# My Mac Collection (one years worth of stuff)



## XsheXscreamsX (Aug 17, 2006)

time to post my collection.  I have only been collecting for exactly one year.  It isnt huge, but its slowly getting there.
Another day i will post the rest of my high end collection.  Enjoy!








from left to right...
pickle, bitter, empty, pro teal, contrast
sprout, metamorph, meadowland, zonk blue, cobalt
swimming, lucky green, aquadisiac, peridot, chill blue






moth brown, gorgeous gold, mythology, amber lights, rule
club, spring up, say yeah,  snappy, love bud
beauty marked, chrome yellow, goldbit, coppering, paradisco







parfait amor, creme de violet, sushi flower, empty, vex
iris print, pink papillion, living pink, empty, gesso
idol eyes, seedy pearl, sweenten up, empty, vellum





single potted shadows left to right...

guacamole, lucky green, aquavert, overgrown, melody, waternymph belle azure
budding beauty, angelcake, say yeah, in living pink, casino
sea myth, leisuretime, mancatcher










im really excited for my new vegas!  its coming in the mail, and i have wanted it for sooo long!






flash of flesh, pink grapefruit, petti four, sunset, ciao manhattian, oi oi oi,palatial, sweetie cakes, pink poodle, dejarose, sex ray
aquamelon TLC, valentines lipgelee, sorberry tasti

i couldnt get a good picture of my lipsticks.  they were all washed out, but i have 15 of those too!


----------



## ExquisiteImages (Aug 17, 2006)

You have a great collection! Aren't you glad you found New Vegas? It's so rare now.


----------



## MarieLisa_Smile (Aug 17, 2006)

Love the collection!


----------



## ilovexnerdsx (Aug 17, 2006)

love it! thats a lot for one year.


----------



## XsheXscreamsX (Aug 17, 2006)

Quote:

   Originally Posted by *ilovexnerdsx* 
_love it! thats a lot for one year. 
	

	
	
		
		

		
		
	


	


_

 
yes it is a lot.  i literally get something in the mail alomst every day.  lol.  my boyfriend gets kinda mad, so i have to hide it or say i get it for _really_ cheap hahaha.


----------



## queenofdisaster (Aug 17, 2006)

lol. ditto!


----------



## browneyedbaby (Aug 17, 2006)

### Challenges
1 > Summarize the thread in two sentences.
2 > Please reproduce the thread word for word from "flash of flesh, pink" to "of those too!".

### Supplied material
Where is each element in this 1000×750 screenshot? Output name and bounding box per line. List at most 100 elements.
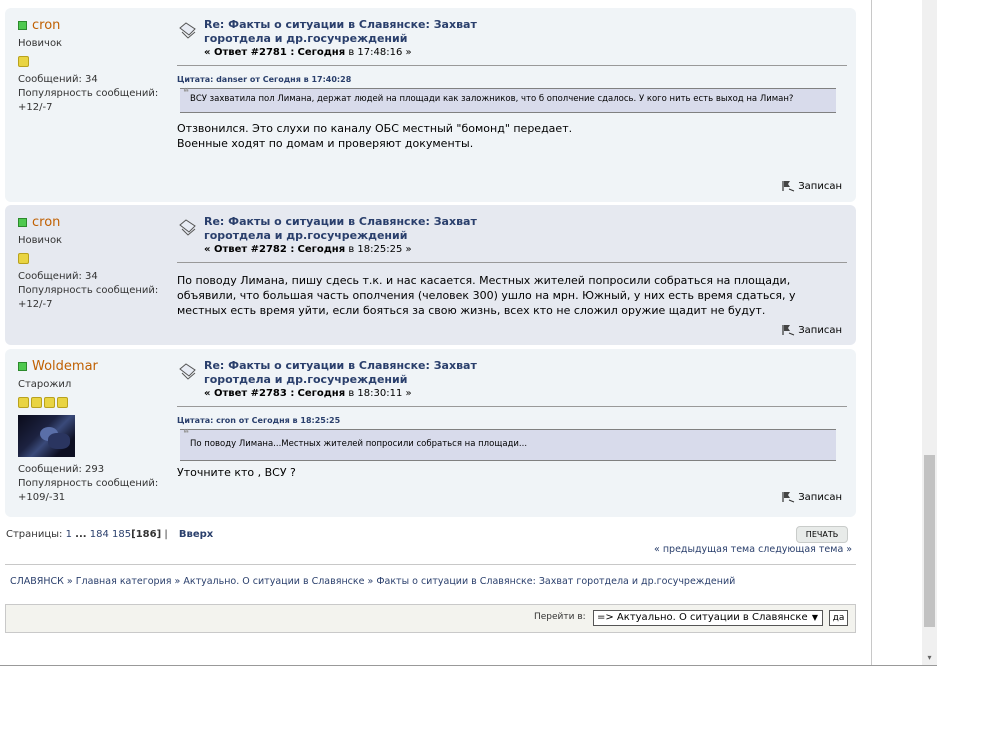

### Task responses
1 > XsheXscreamsX shares a collection built over exactly one year, listing the items by shade name, including a group of single potted shadows, and mentions 15 lipsticks that could not be photographed well. Other members praise the collection, and the poster replies that something arrives in the mail almost every day.

2 >
flash of flesh, pink grapefruit, petti four, sunset, ciao manhattian, oi oi oi,palatial, sweetie cakes, pink poodle, dejarose, sex ray
aquamelon TLC, valentines lipgelee, sorberry tasti

i couldnt get a good picture of my lipsticks.  they were all washed out, but i have 15 of those too!